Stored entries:

---------------

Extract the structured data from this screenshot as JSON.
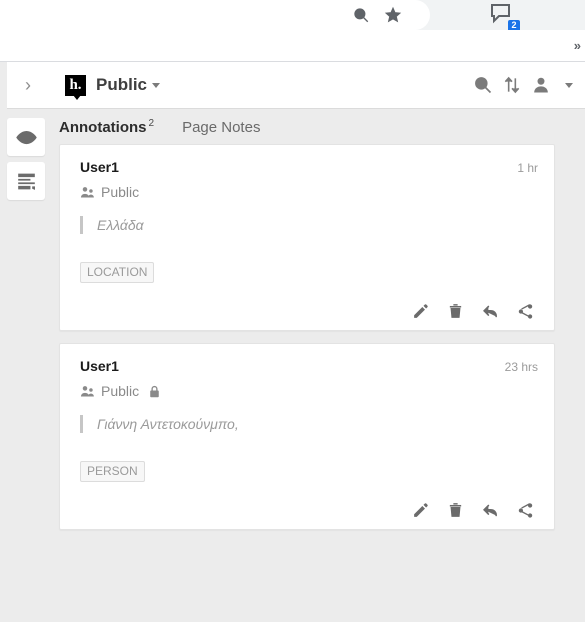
{
  "browser": {
    "omnibox_icons": [
      "zoom-in-icon",
      "bookmark-star-icon"
    ],
    "extension": {
      "name": "hypothesis-extension-icon",
      "badge_count": "2",
      "badge_color": "#1a73e8"
    },
    "overflow_label": "»"
  },
  "sidebar": {
    "collapse_label": "›",
    "logo_text": "h.",
    "group_name": "Public",
    "actions": [
      {
        "name": "search-icon",
        "label": "Search"
      },
      {
        "name": "sort-icon",
        "label": "Sort"
      },
      {
        "name": "account-icon",
        "label": "Account"
      }
    ],
    "rail": [
      {
        "name": "sidebar-item-highlights",
        "icon": "eye-icon",
        "label": "Show highlights"
      },
      {
        "name": "sidebar-item-new-page-note",
        "icon": "note-icon",
        "label": "New page note"
      }
    ]
  },
  "tabs": [
    {
      "label": "Annotations",
      "count": "2",
      "active": true
    },
    {
      "label": "Page Notes",
      "count": "",
      "active": false
    }
  ],
  "annotations": [
    {
      "user": "User1",
      "timestamp": "1 hr",
      "privacy": "Public",
      "locked": false,
      "quote": "Ελλάδα",
      "tags": [
        "LOCATION"
      ],
      "actions": [
        "edit-icon",
        "trash-icon",
        "reply-icon",
        "share-icon"
      ]
    },
    {
      "user": "User1",
      "timestamp": "23 hrs",
      "privacy": "Public",
      "locked": true,
      "quote": "Γιάννη Αντετοκούνμπο,",
      "tags": [
        "PERSON"
      ],
      "actions": [
        "edit-icon",
        "trash-icon",
        "reply-icon",
        "share-icon"
      ]
    }
  ],
  "colors": {
    "accent": "#1a73e8",
    "sidebar_bg": "#ececec",
    "card_bg": "#ffffff",
    "muted_text": "#9a9a9a"
  }
}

---------------

Problem to solve ▸
Without the pictures, retype the whole of the material above exactly.

Reply ▸
Extract the structured data from this screenshot as JSON.
{
  "browser": {
    "omnibox_icons": [
      "zoom-in-icon",
      "bookmark-star-icon"
    ],
    "extension": {
      "name": "hypothesis-extension-icon",
      "badge_count": "2",
      "badge_color": "#1a73e8"
    },
    "overflow_label": "»"
  },
  "sidebar": {
    "collapse_label": "›",
    "logo_text": "h.",
    "group_name": "Public",
    "actions": [
      {
        "name": "search-icon",
        "label": "Search"
      },
      {
        "name": "sort-icon",
        "label": "Sort"
      },
      {
        "name": "account-icon",
        "label": "Account"
      }
    ],
    "rail": [
      {
        "name": "sidebar-item-highlights",
        "icon": "eye-icon",
        "label": "Show highlights"
      },
      {
        "name": "sidebar-item-new-page-note",
        "icon": "note-icon",
        "label": "New page note"
      }
    ]
  },
  "tabs": [
    {
      "label": "Annotations",
      "count": "2",
      "active": true
    },
    {
      "label": "Page Notes",
      "count": "",
      "active": false
    }
  ],
  "annotations": [
    {
      "user": "User1",
      "timestamp": "1 hr",
      "privacy": "Public",
      "locked": false,
      "quote": "Ελλάδα",
      "tags": [
        "LOCATION"
      ],
      "actions": [
        "edit-icon",
        "trash-icon",
        "reply-icon",
        "share-icon"
      ]
    },
    {
      "user": "User1",
      "timestamp": "23 hrs",
      "privacy": "Public",
      "locked": true,
      "quote": "Γιάννη Αντετοκούνμπο,",
      "tags": [
        "PERSON"
      ],
      "actions": [
        "edit-icon",
        "trash-icon",
        "reply-icon",
        "share-icon"
      ]
    }
  ],
  "colors": {
    "accent": "#1a73e8",
    "sidebar_bg": "#ececec",
    "card_bg": "#ffffff",
    "muted_text": "#9a9a9a"
  }
}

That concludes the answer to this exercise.